::: ITEMS
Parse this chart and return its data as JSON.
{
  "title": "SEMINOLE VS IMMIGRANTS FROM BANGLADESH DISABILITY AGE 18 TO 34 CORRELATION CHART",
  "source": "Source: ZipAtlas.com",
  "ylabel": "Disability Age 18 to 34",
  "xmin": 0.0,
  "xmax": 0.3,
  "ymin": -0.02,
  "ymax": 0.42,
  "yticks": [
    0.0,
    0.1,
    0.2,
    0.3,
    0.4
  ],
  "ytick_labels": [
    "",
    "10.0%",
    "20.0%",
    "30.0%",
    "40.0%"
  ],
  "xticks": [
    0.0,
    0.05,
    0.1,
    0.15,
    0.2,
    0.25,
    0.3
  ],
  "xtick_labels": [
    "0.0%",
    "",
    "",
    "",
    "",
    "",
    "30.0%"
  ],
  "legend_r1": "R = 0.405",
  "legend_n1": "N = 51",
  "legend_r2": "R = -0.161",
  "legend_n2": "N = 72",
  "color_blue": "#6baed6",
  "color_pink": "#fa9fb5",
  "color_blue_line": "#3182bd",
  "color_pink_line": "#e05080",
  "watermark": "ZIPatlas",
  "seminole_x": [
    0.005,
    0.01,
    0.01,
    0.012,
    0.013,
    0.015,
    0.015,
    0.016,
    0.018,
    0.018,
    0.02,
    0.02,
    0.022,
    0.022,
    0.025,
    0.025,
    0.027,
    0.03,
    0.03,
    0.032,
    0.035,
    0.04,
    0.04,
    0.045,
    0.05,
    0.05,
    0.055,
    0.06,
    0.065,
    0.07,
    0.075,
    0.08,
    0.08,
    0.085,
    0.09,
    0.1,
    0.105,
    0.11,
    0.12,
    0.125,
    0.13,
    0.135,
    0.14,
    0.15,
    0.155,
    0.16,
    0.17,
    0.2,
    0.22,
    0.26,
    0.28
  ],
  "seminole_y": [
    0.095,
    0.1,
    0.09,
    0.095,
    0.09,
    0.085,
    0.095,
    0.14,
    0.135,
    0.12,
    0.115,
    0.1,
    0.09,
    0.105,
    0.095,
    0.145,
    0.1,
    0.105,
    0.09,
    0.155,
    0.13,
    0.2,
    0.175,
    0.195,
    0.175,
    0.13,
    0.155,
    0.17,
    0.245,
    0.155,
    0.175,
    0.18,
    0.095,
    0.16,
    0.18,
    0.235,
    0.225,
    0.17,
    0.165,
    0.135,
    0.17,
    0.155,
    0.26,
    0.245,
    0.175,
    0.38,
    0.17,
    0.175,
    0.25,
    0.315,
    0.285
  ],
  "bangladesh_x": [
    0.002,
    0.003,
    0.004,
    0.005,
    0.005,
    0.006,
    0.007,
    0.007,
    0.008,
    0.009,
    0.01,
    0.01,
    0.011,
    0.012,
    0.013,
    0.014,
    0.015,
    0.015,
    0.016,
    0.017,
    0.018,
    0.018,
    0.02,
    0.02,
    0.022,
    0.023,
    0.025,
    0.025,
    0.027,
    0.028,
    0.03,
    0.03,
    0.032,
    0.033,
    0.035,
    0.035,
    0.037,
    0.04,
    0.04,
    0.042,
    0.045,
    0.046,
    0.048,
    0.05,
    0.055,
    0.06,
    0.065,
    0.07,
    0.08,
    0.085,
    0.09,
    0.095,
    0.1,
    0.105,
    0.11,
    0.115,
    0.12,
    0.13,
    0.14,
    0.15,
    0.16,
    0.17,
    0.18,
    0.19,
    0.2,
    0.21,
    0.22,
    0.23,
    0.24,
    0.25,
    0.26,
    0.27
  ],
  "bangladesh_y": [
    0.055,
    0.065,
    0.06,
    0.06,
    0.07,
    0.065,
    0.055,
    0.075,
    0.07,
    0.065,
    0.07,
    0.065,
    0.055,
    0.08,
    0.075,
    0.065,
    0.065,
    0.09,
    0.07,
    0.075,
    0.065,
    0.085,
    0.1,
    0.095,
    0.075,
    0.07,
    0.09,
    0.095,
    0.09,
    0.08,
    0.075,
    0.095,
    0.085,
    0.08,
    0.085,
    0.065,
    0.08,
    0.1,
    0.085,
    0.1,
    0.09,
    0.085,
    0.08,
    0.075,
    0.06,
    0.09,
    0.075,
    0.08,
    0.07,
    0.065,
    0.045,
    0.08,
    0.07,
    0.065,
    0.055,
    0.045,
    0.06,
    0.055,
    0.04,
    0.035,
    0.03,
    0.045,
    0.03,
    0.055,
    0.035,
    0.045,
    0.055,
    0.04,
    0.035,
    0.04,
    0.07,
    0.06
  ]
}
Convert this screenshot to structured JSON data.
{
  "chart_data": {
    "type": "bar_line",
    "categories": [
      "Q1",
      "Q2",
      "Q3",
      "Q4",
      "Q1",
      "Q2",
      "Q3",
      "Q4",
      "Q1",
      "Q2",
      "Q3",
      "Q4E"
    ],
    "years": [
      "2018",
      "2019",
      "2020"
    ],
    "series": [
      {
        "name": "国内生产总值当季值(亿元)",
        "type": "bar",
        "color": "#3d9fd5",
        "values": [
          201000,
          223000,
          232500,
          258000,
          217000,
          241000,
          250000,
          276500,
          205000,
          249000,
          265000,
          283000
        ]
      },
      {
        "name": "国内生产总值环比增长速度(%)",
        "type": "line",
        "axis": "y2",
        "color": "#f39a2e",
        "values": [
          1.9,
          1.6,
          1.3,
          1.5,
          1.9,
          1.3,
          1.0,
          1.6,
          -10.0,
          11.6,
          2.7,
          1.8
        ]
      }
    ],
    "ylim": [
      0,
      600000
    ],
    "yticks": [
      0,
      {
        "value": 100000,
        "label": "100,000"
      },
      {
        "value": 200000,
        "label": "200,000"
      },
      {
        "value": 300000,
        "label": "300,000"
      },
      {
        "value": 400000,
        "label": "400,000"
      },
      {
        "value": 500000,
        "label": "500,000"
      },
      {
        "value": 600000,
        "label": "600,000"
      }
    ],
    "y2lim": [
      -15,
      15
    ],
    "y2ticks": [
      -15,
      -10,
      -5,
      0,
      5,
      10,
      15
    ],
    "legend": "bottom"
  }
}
::::::
Return the whole listing exactly.

Parse this chart and return its data as JSON.
{
  "title": "SEMINOLE VS IMMIGRANTS FROM BANGLADESH DISABILITY AGE 18 TO 34 CORRELATION CHART",
  "source": "Source: ZipAtlas.com",
  "ylabel": "Disability Age 18 to 34",
  "xmin": 0.0,
  "xmax": 0.3,
  "ymin": -0.02,
  "ymax": 0.42,
  "yticks": [
    0.0,
    0.1,
    0.2,
    0.3,
    0.4
  ],
  "ytick_labels": [
    "",
    "10.0%",
    "20.0%",
    "30.0%",
    "40.0%"
  ],
  "xticks": [
    0.0,
    0.05,
    0.1,
    0.15,
    0.2,
    0.25,
    0.3
  ],
  "xtick_labels": [
    "0.0%",
    "",
    "",
    "",
    "",
    "",
    "30.0%"
  ],
  "legend_r1": "R = 0.405",
  "legend_n1": "N = 51",
  "legend_r2": "R = -0.161",
  "legend_n2": "N = 72",
  "color_blue": "#6baed6",
  "color_pink": "#fa9fb5",
  "color_blue_line": "#3182bd",
  "color_pink_line": "#e05080",
  "watermark": "ZIPatlas",
  "seminole_x": [
    0.005,
    0.01,
    0.01,
    0.012,
    0.013,
    0.015,
    0.015,
    0.016,
    0.018,
    0.018,
    0.02,
    0.02,
    0.022,
    0.022,
    0.025,
    0.025,
    0.027,
    0.03,
    0.03,
    0.032,
    0.035,
    0.04,
    0.04,
    0.045,
    0.05,
    0.05,
    0.055,
    0.06,
    0.065,
    0.07,
    0.075,
    0.08,
    0.08,
    0.085,
    0.09,
    0.1,
    0.105,
    0.11,
    0.12,
    0.125,
    0.13,
    0.135,
    0.14,
    0.15,
    0.155,
    0.16,
    0.17,
    0.2,
    0.22,
    0.26,
    0.28
  ],
  "seminole_y": [
    0.095,
    0.1,
    0.09,
    0.095,
    0.09,
    0.085,
    0.095,
    0.14,
    0.135,
    0.12,
    0.115,
    0.1,
    0.09,
    0.105,
    0.095,
    0.145,
    0.1,
    0.105,
    0.09,
    0.155,
    0.13,
    0.2,
    0.175,
    0.195,
    0.175,
    0.13,
    0.155,
    0.17,
    0.245,
    0.155,
    0.175,
    0.18,
    0.095,
    0.16,
    0.18,
    0.235,
    0.225,
    0.17,
    0.165,
    0.135,
    0.17,
    0.155,
    0.26,
    0.245,
    0.175,
    0.38,
    0.17,
    0.175,
    0.25,
    0.315,
    0.285
  ],
  "bangladesh_x": [
    0.002,
    0.003,
    0.004,
    0.005,
    0.005,
    0.006,
    0.007,
    0.007,
    0.008,
    0.009,
    0.01,
    0.01,
    0.011,
    0.012,
    0.013,
    0.014,
    0.015,
    0.015,
    0.016,
    0.017,
    0.018,
    0.018,
    0.02,
    0.02,
    0.022,
    0.023,
    0.025,
    0.025,
    0.027,
    0.028,
    0.03,
    0.03,
    0.032,
    0.033,
    0.035,
    0.035,
    0.037,
    0.04,
    0.04,
    0.042,
    0.045,
    0.046,
    0.048,
    0.05,
    0.055,
    0.06,
    0.065,
    0.07,
    0.08,
    0.085,
    0.09,
    0.095,
    0.1,
    0.105,
    0.11,
    0.115,
    0.12,
    0.13,
    0.14,
    0.15,
    0.16,
    0.17,
    0.18,
    0.19,
    0.2,
    0.21,
    0.22,
    0.23,
    0.24,
    0.25,
    0.26,
    0.27
  ],
  "bangladesh_y": [
    0.055,
    0.065,
    0.06,
    0.06,
    0.07,
    0.065,
    0.055,
    0.075,
    0.07,
    0.065,
    0.07,
    0.065,
    0.055,
    0.08,
    0.075,
    0.065,
    0.065,
    0.09,
    0.07,
    0.075,
    0.065,
    0.085,
    0.1,
    0.095,
    0.075,
    0.07,
    0.09,
    0.095,
    0.09,
    0.08,
    0.075,
    0.095,
    0.085,
    0.08,
    0.085,
    0.065,
    0.08,
    0.1,
    0.085,
    0.1,
    0.09,
    0.085,
    0.08,
    0.075,
    0.06,
    0.09,
    0.075,
    0.08,
    0.07,
    0.065,
    0.045,
    0.08,
    0.07,
    0.065,
    0.055,
    0.045,
    0.06,
    0.055,
    0.04,
    0.035,
    0.03,
    0.045,
    0.03,
    0.055,
    0.035,
    0.045,
    0.055,
    0.04,
    0.035,
    0.04,
    0.07,
    0.06
  ]
}
Convert this screenshot to structured JSON data.
{
  "chart_data": {
    "type": "bar_line",
    "categories": [
      "Q1",
      "Q2",
      "Q3",
      "Q4",
      "Q1",
      "Q2",
      "Q3",
      "Q4",
      "Q1",
      "Q2",
      "Q3",
      "Q4E"
    ],
    "years": [
      "2018",
      "2019",
      "2020"
    ],
    "series": [
      {
        "name": "国内生产总值当季值(亿元)",
        "type": "bar",
        "color": "#3d9fd5",
        "values": [
          201000,
          223000,
          232500,
          258000,
          217000,
          241000,
          250000,
          276500,
          205000,
          249000,
          265000,
          283000
        ]
      },
      {
        "name": "国内生产总值环比增长速度(%)",
        "type": "line",
        "axis": "y2",
        "color": "#f39a2e",
        "values": [
          1.9,
          1.6,
          1.3,
          1.5,
          1.9,
          1.3,
          1.0,
          1.6,
          -10.0,
          11.6,
          2.7,
          1.8
        ]
      }
    ],
    "ylim": [
      0,
      600000
    ],
    "yticks": [
      0,
      {
        "value": 100000,
        "label": "100,000"
      },
      {
        "value": 200000,
        "label": "200,000"
      },
      {
        "value": 300000,
        "label": "300,000"
      },
      {
        "value": 400000,
        "label": "400,000"
      },
      {
        "value": 500000,
        "label": "500,000"
      },
      {
        "value": 600000,
        "label": "600,000"
      }
    ],
    "y2lim": [
      -15,
      15
    ],
    "y2ticks": [
      -15,
      -10,
      -5,
      0,
      5,
      10,
      15
    ],
    "legend": "bottom"
  }
}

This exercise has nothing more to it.